* Data extract *
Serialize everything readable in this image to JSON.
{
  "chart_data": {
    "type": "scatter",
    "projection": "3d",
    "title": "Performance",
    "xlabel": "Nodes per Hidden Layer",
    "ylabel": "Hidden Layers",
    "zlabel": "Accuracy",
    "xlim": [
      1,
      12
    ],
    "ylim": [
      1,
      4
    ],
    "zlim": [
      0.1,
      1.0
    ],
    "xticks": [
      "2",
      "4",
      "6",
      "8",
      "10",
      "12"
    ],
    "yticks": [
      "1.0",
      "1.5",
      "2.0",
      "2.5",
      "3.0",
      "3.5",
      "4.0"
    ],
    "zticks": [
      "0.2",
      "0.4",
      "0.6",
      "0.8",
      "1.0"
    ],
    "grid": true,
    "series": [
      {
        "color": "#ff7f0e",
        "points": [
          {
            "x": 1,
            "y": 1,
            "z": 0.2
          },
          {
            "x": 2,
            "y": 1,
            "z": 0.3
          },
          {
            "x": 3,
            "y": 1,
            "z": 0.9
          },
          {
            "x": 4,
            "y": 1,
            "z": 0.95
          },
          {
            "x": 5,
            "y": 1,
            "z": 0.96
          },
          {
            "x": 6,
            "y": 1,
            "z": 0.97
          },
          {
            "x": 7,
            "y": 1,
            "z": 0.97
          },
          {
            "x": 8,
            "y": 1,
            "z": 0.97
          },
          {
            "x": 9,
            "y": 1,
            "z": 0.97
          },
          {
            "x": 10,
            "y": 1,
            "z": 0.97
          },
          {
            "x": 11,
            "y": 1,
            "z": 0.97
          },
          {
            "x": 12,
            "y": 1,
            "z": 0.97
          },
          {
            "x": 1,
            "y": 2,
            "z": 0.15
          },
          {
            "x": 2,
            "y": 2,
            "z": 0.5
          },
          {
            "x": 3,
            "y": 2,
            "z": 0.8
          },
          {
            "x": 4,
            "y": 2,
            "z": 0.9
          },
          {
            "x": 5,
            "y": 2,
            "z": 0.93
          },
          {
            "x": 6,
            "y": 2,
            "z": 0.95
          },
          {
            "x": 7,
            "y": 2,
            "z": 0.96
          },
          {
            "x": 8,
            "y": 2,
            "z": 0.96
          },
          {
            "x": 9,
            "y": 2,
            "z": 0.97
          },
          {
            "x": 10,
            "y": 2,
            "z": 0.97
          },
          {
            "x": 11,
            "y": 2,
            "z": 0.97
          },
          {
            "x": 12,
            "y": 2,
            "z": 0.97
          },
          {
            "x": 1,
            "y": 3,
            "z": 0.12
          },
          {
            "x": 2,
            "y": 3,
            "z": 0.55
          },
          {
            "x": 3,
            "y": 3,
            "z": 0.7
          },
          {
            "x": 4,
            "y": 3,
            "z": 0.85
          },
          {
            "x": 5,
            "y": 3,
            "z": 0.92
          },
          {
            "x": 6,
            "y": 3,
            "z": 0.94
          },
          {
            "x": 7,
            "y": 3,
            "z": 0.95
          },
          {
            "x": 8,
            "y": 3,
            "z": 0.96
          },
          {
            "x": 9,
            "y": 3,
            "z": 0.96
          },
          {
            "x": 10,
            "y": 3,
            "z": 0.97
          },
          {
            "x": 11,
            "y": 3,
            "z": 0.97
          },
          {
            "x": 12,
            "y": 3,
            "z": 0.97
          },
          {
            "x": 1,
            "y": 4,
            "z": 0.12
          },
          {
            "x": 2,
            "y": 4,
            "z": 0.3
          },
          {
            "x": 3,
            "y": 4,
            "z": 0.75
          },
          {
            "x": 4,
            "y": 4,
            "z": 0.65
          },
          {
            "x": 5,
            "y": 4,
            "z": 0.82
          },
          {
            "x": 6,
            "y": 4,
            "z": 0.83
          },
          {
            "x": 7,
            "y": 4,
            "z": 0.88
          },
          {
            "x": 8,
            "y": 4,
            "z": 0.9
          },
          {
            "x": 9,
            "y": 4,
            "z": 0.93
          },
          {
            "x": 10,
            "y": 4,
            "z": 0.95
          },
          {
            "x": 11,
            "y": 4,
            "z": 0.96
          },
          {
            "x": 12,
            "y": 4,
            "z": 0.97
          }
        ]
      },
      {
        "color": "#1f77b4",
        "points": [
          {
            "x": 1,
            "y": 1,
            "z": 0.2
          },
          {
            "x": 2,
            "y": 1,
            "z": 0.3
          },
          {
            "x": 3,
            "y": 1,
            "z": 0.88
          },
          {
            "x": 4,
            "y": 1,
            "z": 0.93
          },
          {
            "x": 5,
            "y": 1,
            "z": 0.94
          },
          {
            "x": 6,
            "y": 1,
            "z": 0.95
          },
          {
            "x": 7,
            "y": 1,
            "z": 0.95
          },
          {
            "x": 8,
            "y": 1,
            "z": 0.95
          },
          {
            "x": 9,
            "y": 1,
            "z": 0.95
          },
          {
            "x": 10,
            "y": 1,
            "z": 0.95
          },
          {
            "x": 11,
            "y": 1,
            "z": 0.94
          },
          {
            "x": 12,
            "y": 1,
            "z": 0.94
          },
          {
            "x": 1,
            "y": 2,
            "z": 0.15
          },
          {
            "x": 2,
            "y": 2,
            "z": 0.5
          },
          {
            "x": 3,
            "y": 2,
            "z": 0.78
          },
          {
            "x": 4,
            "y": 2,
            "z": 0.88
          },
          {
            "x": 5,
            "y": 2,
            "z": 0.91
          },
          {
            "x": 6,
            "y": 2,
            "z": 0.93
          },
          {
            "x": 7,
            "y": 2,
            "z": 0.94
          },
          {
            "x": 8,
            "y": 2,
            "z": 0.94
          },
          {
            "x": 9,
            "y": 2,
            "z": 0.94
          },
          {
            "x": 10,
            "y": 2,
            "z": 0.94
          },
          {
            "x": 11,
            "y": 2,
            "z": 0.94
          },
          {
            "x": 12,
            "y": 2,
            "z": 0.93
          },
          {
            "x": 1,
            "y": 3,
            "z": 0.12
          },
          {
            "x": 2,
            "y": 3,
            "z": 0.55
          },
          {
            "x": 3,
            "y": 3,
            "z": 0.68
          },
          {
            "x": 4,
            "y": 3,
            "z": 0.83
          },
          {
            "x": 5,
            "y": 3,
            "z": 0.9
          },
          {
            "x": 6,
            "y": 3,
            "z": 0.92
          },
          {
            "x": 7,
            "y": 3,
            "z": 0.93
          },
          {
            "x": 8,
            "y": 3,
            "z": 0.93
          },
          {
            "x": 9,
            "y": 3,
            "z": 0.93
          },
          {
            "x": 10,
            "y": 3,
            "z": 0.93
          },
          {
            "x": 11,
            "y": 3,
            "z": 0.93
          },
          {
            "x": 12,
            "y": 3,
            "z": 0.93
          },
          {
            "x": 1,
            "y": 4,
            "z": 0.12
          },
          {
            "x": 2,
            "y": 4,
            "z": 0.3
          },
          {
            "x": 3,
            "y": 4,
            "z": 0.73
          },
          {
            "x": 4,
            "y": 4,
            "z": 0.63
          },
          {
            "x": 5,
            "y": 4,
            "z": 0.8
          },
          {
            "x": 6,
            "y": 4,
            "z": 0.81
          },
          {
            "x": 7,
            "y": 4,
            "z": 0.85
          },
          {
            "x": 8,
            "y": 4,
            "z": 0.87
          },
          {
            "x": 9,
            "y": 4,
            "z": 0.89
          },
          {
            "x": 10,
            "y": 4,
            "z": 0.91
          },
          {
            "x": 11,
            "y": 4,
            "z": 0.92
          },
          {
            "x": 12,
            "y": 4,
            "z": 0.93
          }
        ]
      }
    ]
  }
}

* Directions for this task *
Without leaving anything out, quote all the data.

* The completed task *
Serialize everything readable in this image to JSON.
{
  "chart_data": {
    "type": "scatter",
    "projection": "3d",
    "title": "Performance",
    "xlabel": "Nodes per Hidden Layer",
    "ylabel": "Hidden Layers",
    "zlabel": "Accuracy",
    "xlim": [
      1,
      12
    ],
    "ylim": [
      1,
      4
    ],
    "zlim": [
      0.1,
      1.0
    ],
    "xticks": [
      "2",
      "4",
      "6",
      "8",
      "10",
      "12"
    ],
    "yticks": [
      "1.0",
      "1.5",
      "2.0",
      "2.5",
      "3.0",
      "3.5",
      "4.0"
    ],
    "zticks": [
      "0.2",
      "0.4",
      "0.6",
      "0.8",
      "1.0"
    ],
    "grid": true,
    "series": [
      {
        "color": "#ff7f0e",
        "points": [
          {
            "x": 1,
            "y": 1,
            "z": 0.2
          },
          {
            "x": 2,
            "y": 1,
            "z": 0.3
          },
          {
            "x": 3,
            "y": 1,
            "z": 0.9
          },
          {
            "x": 4,
            "y": 1,
            "z": 0.95
          },
          {
            "x": 5,
            "y": 1,
            "z": 0.96
          },
          {
            "x": 6,
            "y": 1,
            "z": 0.97
          },
          {
            "x": 7,
            "y": 1,
            "z": 0.97
          },
          {
            "x": 8,
            "y": 1,
            "z": 0.97
          },
          {
            "x": 9,
            "y": 1,
            "z": 0.97
          },
          {
            "x": 10,
            "y": 1,
            "z": 0.97
          },
          {
            "x": 11,
            "y": 1,
            "z": 0.97
          },
          {
            "x": 12,
            "y": 1,
            "z": 0.97
          },
          {
            "x": 1,
            "y": 2,
            "z": 0.15
          },
          {
            "x": 2,
            "y": 2,
            "z": 0.5
          },
          {
            "x": 3,
            "y": 2,
            "z": 0.8
          },
          {
            "x": 4,
            "y": 2,
            "z": 0.9
          },
          {
            "x": 5,
            "y": 2,
            "z": 0.93
          },
          {
            "x": 6,
            "y": 2,
            "z": 0.95
          },
          {
            "x": 7,
            "y": 2,
            "z": 0.96
          },
          {
            "x": 8,
            "y": 2,
            "z": 0.96
          },
          {
            "x": 9,
            "y": 2,
            "z": 0.97
          },
          {
            "x": 10,
            "y": 2,
            "z": 0.97
          },
          {
            "x": 11,
            "y": 2,
            "z": 0.97
          },
          {
            "x": 12,
            "y": 2,
            "z": 0.97
          },
          {
            "x": 1,
            "y": 3,
            "z": 0.12
          },
          {
            "x": 2,
            "y": 3,
            "z": 0.55
          },
          {
            "x": 3,
            "y": 3,
            "z": 0.7
          },
          {
            "x": 4,
            "y": 3,
            "z": 0.85
          },
          {
            "x": 5,
            "y": 3,
            "z": 0.92
          },
          {
            "x": 6,
            "y": 3,
            "z": 0.94
          },
          {
            "x": 7,
            "y": 3,
            "z": 0.95
          },
          {
            "x": 8,
            "y": 3,
            "z": 0.96
          },
          {
            "x": 9,
            "y": 3,
            "z": 0.96
          },
          {
            "x": 10,
            "y": 3,
            "z": 0.97
          },
          {
            "x": 11,
            "y": 3,
            "z": 0.97
          },
          {
            "x": 12,
            "y": 3,
            "z": 0.97
          },
          {
            "x": 1,
            "y": 4,
            "z": 0.12
          },
          {
            "x": 2,
            "y": 4,
            "z": 0.3
          },
          {
            "x": 3,
            "y": 4,
            "z": 0.75
          },
          {
            "x": 4,
            "y": 4,
            "z": 0.65
          },
          {
            "x": 5,
            "y": 4,
            "z": 0.82
          },
          {
            "x": 6,
            "y": 4,
            "z": 0.83
          },
          {
            "x": 7,
            "y": 4,
            "z": 0.88
          },
          {
            "x": 8,
            "y": 4,
            "z": 0.9
          },
          {
            "x": 9,
            "y": 4,
            "z": 0.93
          },
          {
            "x": 10,
            "y": 4,
            "z": 0.95
          },
          {
            "x": 11,
            "y": 4,
            "z": 0.96
          },
          {
            "x": 12,
            "y": 4,
            "z": 0.97
          }
        ]
      },
      {
        "color": "#1f77b4",
        "points": [
          {
            "x": 1,
            "y": 1,
            "z": 0.2
          },
          {
            "x": 2,
            "y": 1,
            "z": 0.3
          },
          {
            "x": 3,
            "y": 1,
            "z": 0.88
          },
          {
            "x": 4,
            "y": 1,
            "z": 0.93
          },
          {
            "x": 5,
            "y": 1,
            "z": 0.94
          },
          {
            "x": 6,
            "y": 1,
            "z": 0.95
          },
          {
            "x": 7,
            "y": 1,
            "z": 0.95
          },
          {
            "x": 8,
            "y": 1,
            "z": 0.95
          },
          {
            "x": 9,
            "y": 1,
            "z": 0.95
          },
          {
            "x": 10,
            "y": 1,
            "z": 0.95
          },
          {
            "x": 11,
            "y": 1,
            "z": 0.94
          },
          {
            "x": 12,
            "y": 1,
            "z": 0.94
          },
          {
            "x": 1,
            "y": 2,
            "z": 0.15
          },
          {
            "x": 2,
            "y": 2,
            "z": 0.5
          },
          {
            "x": 3,
            "y": 2,
            "z": 0.78
          },
          {
            "x": 4,
            "y": 2,
            "z": 0.88
          },
          {
            "x": 5,
            "y": 2,
            "z": 0.91
          },
          {
            "x": 6,
            "y": 2,
            "z": 0.93
          },
          {
            "x": 7,
            "y": 2,
            "z": 0.94
          },
          {
            "x": 8,
            "y": 2,
            "z": 0.94
          },
          {
            "x": 9,
            "y": 2,
            "z": 0.94
          },
          {
            "x": 10,
            "y": 2,
            "z": 0.94
          },
          {
            "x": 11,
            "y": 2,
            "z": 0.94
          },
          {
            "x": 12,
            "y": 2,
            "z": 0.93
          },
          {
            "x": 1,
            "y": 3,
            "z": 0.12
          },
          {
            "x": 2,
            "y": 3,
            "z": 0.55
          },
          {
            "x": 3,
            "y": 3,
            "z": 0.68
          },
          {
            "x": 4,
            "y": 3,
            "z": 0.83
          },
          {
            "x": 5,
            "y": 3,
            "z": 0.9
          },
          {
            "x": 6,
            "y": 3,
            "z": 0.92
          },
          {
            "x": 7,
            "y": 3,
            "z": 0.93
          },
          {
            "x": 8,
            "y": 3,
            "z": 0.93
          },
          {
            "x": 9,
            "y": 3,
            "z": 0.93
          },
          {
            "x": 10,
            "y": 3,
            "z": 0.93
          },
          {
            "x": 11,
            "y": 3,
            "z": 0.93
          },
          {
            "x": 12,
            "y": 3,
            "z": 0.93
          },
          {
            "x": 1,
            "y": 4,
            "z": 0.12
          },
          {
            "x": 2,
            "y": 4,
            "z": 0.3
          },
          {
            "x": 3,
            "y": 4,
            "z": 0.73
          },
          {
            "x": 4,
            "y": 4,
            "z": 0.63
          },
          {
            "x": 5,
            "y": 4,
            "z": 0.8
          },
          {
            "x": 6,
            "y": 4,
            "z": 0.81
          },
          {
            "x": 7,
            "y": 4,
            "z": 0.85
          },
          {
            "x": 8,
            "y": 4,
            "z": 0.87
          },
          {
            "x": 9,
            "y": 4,
            "z": 0.89
          },
          {
            "x": 10,
            "y": 4,
            "z": 0.91
          },
          {
            "x": 11,
            "y": 4,
            "z": 0.92
          },
          {
            "x": 12,
            "y": 4,
            "z": 0.93
          }
        ]
      }
    ]
  }
}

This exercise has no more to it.